→ Set exercise
Copy the data word for word, keeping every line.

→ Input records
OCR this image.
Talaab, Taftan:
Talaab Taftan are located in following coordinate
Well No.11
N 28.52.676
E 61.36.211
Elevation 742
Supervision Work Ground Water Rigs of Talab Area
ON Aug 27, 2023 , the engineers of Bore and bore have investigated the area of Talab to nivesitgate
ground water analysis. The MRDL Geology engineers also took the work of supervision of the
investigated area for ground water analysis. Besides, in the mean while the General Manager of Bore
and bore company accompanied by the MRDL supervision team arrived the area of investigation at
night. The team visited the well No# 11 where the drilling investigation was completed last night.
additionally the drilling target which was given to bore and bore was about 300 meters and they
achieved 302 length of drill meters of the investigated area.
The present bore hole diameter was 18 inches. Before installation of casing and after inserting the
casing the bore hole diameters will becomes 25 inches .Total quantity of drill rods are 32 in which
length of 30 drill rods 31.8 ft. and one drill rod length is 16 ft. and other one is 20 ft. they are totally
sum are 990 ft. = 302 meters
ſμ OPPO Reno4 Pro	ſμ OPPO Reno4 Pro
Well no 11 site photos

→ Response
OCR this image.
Talaab, Taftan:
Talaab Taftan are located in following coordinate
Well No.11
N 28.52.676
E 61.36.211
Elevation 742
Supervision Work Ground Water Rigs of Talab Area
ON Aug 27, 2023 , the engineers of Bore and bore have investigated the area of Talab to nivesitgate
ground water analysis. The MRDL Geology engineers also took the work of supervision of the
investigated area for ground water analysis. Besides, in the mean while the General Manager of Bore
and bore company accompanied by the MRDL supervision team arrived the area of investigation at
night. The team visited the well No# 11 where the drilling investigation was completed last night.
additionally the drilling target which was given to bore and bore was about 300 meters and they
achieved 302 length of drill meters of the investigated area.
The present bore hole diameter was 18 inches. Before installation of casing and after inserting the
casing the bore hole diameters will becomes 25 inches .Total quantity of drill rods are 32 in which
length of 30 drill rods 31.8 ft. and one drill rod length is 16 ft. and other one is 20 ft. they are totally
sum are 990 ft. = 302 meters
ſμ OPPO Reno4 Pro	ſμ OPPO Reno4 Pro
Well no 11 site photos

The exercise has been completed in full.